SHORT EXERCISE: Reformat the records from the line containing "Patent image size: (969, 545)." through the line containing "The horizontal center plane 100 is" as a Markdown table with the columns Row and Line. Number each row, and leave out blank lines.

Source records
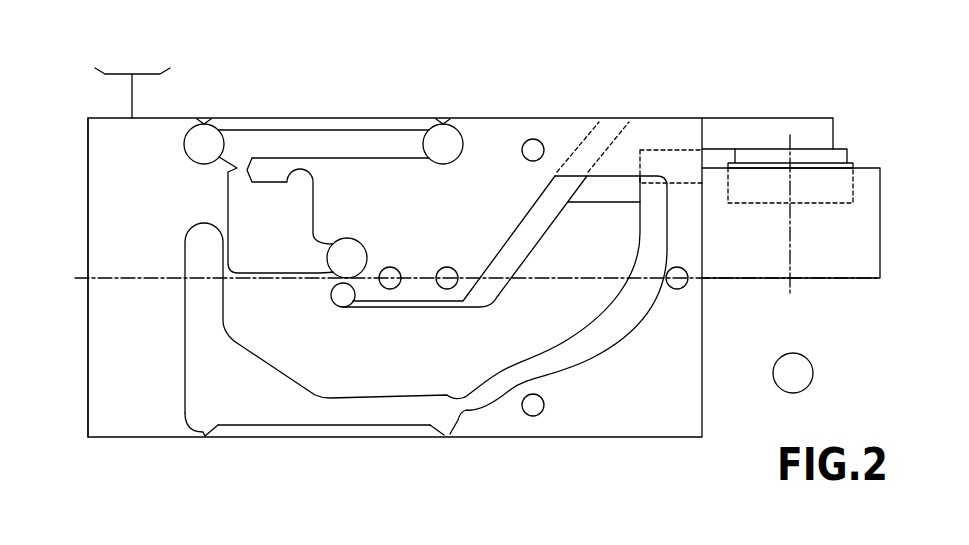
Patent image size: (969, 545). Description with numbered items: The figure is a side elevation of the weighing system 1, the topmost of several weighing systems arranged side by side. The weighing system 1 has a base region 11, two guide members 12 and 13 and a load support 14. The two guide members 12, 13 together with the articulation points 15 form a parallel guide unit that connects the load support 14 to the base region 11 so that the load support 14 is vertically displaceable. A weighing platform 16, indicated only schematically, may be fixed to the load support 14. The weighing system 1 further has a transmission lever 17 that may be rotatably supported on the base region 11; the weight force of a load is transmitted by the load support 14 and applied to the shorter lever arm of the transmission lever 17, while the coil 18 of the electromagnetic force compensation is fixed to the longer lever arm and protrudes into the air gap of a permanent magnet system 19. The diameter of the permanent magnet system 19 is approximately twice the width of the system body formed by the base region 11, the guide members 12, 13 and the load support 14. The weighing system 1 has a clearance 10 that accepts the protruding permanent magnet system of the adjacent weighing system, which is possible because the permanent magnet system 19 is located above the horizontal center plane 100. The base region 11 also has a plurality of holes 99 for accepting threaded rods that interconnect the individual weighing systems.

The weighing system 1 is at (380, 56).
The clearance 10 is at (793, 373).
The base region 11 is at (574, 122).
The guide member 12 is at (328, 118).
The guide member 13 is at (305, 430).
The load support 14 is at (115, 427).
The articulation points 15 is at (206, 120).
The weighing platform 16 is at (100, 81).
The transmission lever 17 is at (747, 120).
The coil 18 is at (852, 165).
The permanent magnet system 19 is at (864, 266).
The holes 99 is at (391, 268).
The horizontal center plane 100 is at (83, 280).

---

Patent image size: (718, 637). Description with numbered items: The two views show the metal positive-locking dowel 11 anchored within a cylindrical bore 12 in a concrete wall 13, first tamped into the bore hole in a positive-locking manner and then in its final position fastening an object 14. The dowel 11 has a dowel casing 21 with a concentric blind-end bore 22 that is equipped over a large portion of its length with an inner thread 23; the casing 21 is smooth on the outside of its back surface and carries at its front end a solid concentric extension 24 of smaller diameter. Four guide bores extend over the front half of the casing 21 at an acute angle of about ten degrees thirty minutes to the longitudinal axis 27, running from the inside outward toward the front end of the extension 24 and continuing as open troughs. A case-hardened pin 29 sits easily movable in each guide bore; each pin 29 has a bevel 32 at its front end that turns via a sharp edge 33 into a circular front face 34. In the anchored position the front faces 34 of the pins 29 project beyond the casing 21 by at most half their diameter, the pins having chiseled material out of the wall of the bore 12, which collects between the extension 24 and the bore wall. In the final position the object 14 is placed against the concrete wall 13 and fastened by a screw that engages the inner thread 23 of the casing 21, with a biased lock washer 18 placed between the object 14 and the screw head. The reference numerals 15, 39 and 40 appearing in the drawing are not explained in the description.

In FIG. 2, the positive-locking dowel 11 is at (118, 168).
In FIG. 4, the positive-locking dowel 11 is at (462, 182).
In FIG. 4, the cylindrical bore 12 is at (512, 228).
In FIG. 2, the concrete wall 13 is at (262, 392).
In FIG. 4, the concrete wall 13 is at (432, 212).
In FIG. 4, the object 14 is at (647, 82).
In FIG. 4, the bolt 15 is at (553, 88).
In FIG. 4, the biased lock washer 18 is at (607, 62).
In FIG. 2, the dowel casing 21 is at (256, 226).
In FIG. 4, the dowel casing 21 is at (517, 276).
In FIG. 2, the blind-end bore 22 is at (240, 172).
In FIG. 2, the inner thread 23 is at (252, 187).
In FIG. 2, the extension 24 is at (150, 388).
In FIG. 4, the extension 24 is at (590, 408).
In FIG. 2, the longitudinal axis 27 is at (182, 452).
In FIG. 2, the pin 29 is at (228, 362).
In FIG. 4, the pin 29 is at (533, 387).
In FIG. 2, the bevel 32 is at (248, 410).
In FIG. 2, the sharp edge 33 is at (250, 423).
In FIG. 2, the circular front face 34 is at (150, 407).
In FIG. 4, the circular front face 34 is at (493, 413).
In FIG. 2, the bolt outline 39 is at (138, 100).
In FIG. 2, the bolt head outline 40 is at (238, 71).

RESULT OF THIS TASK:
| Row | Line |
|---|---|
| 1 | Patent image size: (969, 545). Description with numbered items: The figure is a side elevation of the weighing system 1, the topmost of several weighing systems arranged side by side. The weighing system 1 has a base region 11, two guide members 12 and 13 and a load support 14. The two guide members 12, 13 together with the articulation points 15 form a parallel guide unit that connects the load support 14 to the base region 11 so that the load support 14 is vertically displaceable. A weighing platform 16, indicated only schematically, may be fixed to the load support 14. The weighing system 1 further has a transmission lever 17 that may be rotatably supported on the base region 11; the weight force of a load is transmitted by the load support 14 and applied to the shorter lever arm of the transmission lever 17, while the coil 18 of the electromagnetic force compensation is fixed to the longer lever arm and protrudes into the air gap of a permanent magnet system 19. The diameter of the permanent magnet system 19 is approximately twice the width of the system body formed by the base region 11, the guide members 12, 13 and the load support 14. The weighing system 1 has a clearance 10 that accepts the protruding permanent magnet system of the adjacent weighing system, which is possible because the permanent magnet system 19 is located above the horizontal center plane 100. The base region 11 also has a plurality of holes 99 for accepting threaded rods that interconnect the individual weighing systems. |
| 2 | The weighing system 1 is at (380, 56). |
| 3 | The clearance 10 is at (793, 373). |
| 4 | The base region 11 is at (574, 122). |
| 5 | The guide member 12 is at (328, 118). |
| 6 | The guide member 13 is at (305, 430). |
| 7 | The load support 14 is at (115, 427). |
| 8 | The articulation points 15 is at (206, 120). |
| 9 | The weighing platform 16 is at (100, 81). |
| 10 | The transmission lever 17 is at (747, 120). |
| 11 | The coil 18 is at (852, 165). |
| 12 | The permanent magnet system 19 is at (864, 266). |
| 13 | The holes 99 is at (391, 268). |
| 14 | The horizontal center plane 100 is at (83, 280). |